Records excerpted from a collection
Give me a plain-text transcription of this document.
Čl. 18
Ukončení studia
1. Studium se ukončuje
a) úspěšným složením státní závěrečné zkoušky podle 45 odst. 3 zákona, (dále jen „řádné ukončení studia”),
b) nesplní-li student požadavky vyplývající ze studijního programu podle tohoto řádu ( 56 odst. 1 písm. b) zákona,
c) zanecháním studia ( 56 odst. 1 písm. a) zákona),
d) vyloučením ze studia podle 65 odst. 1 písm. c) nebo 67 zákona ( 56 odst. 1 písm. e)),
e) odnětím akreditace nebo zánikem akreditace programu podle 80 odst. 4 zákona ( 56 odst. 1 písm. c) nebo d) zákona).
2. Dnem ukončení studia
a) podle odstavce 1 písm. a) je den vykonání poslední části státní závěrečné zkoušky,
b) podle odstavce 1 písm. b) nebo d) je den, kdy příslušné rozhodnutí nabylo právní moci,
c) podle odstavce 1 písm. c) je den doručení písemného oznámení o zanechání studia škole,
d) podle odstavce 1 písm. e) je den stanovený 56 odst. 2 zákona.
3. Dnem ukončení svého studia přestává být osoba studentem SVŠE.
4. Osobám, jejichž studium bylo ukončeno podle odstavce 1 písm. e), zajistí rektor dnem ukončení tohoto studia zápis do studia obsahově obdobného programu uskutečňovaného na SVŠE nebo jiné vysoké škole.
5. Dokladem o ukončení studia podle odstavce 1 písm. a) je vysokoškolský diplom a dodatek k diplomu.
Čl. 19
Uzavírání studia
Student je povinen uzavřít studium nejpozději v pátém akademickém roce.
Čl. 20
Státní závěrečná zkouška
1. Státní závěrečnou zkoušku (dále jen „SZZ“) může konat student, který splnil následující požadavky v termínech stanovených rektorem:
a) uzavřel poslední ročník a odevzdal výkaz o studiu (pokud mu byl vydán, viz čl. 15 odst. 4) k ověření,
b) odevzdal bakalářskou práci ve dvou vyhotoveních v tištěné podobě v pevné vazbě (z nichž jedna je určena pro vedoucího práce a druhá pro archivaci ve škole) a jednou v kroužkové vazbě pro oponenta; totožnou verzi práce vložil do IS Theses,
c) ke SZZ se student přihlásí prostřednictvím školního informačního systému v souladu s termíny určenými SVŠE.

### [REQUIRED WORK]
Reproduce the listing above verbatim, from first line to last.

### [REPLY]
Give me a plain-text transcription of this document.
Čl. 18
Ukončení studia
1. Studium se ukončuje
a) úspěšným složením státní závěrečné zkoušky podle 45 odst. 3 zákona, (dále jen „řádné ukončení studia”),
b) nesplní-li student požadavky vyplývající ze studijního programu podle tohoto řádu ( 56 odst. 1 písm. b) zákona,
c) zanecháním studia ( 56 odst. 1 písm. a) zákona),
d) vyloučením ze studia podle 65 odst. 1 písm. c) nebo 67 zákona ( 56 odst. 1 písm. e)),
e) odnětím akreditace nebo zánikem akreditace programu podle 80 odst. 4 zákona ( 56 odst. 1 písm. c) nebo d) zákona).
2. Dnem ukončení studia
a) podle odstavce 1 písm. a) je den vykonání poslední části státní závěrečné zkoušky,
b) podle odstavce 1 písm. b) nebo d) je den, kdy příslušné rozhodnutí nabylo právní moci,
c) podle odstavce 1 písm. c) je den doručení písemného oznámení o zanechání studia škole,
d) podle odstavce 1 písm. e) je den stanovený 56 odst. 2 zákona.
3. Dnem ukončení svého studia přestává být osoba studentem SVŠE.
4. Osobám, jejichž studium bylo ukončeno podle odstavce 1 písm. e), zajistí rektor dnem ukončení tohoto studia zápis do studia obsahově obdobného programu uskutečňovaného na SVŠE nebo jiné vysoké škole.
5. Dokladem o ukončení studia podle odstavce 1 písm. a) je vysokoškolský diplom a dodatek k diplomu.
Čl. 19
Uzavírání studia
Student je povinen uzavřít studium nejpozději v pátém akademickém roce.
Čl. 20
Státní závěrečná zkouška
1. Státní závěrečnou zkoušku (dále jen „SZZ“) může konat student, který splnil následující požadavky v termínech stanovených rektorem:
a) uzavřel poslední ročník a odevzdal výkaz o studiu (pokud mu byl vydán, viz čl. 15 odst. 4) k ověření,
b) odevzdal bakalářskou práci ve dvou vyhotoveních v tištěné podobě v pevné vazbě (z nichž jedna je určena pro vedoucího práce a druhá pro archivaci ve škole) a jednou v kroužkové vazbě pro oponenta; totožnou verzi práce vložil do IS Theses,
c) ke SZZ se student přihlásí prostřednictvím školního informačního systému v souladu s termíny určenými SVŠE.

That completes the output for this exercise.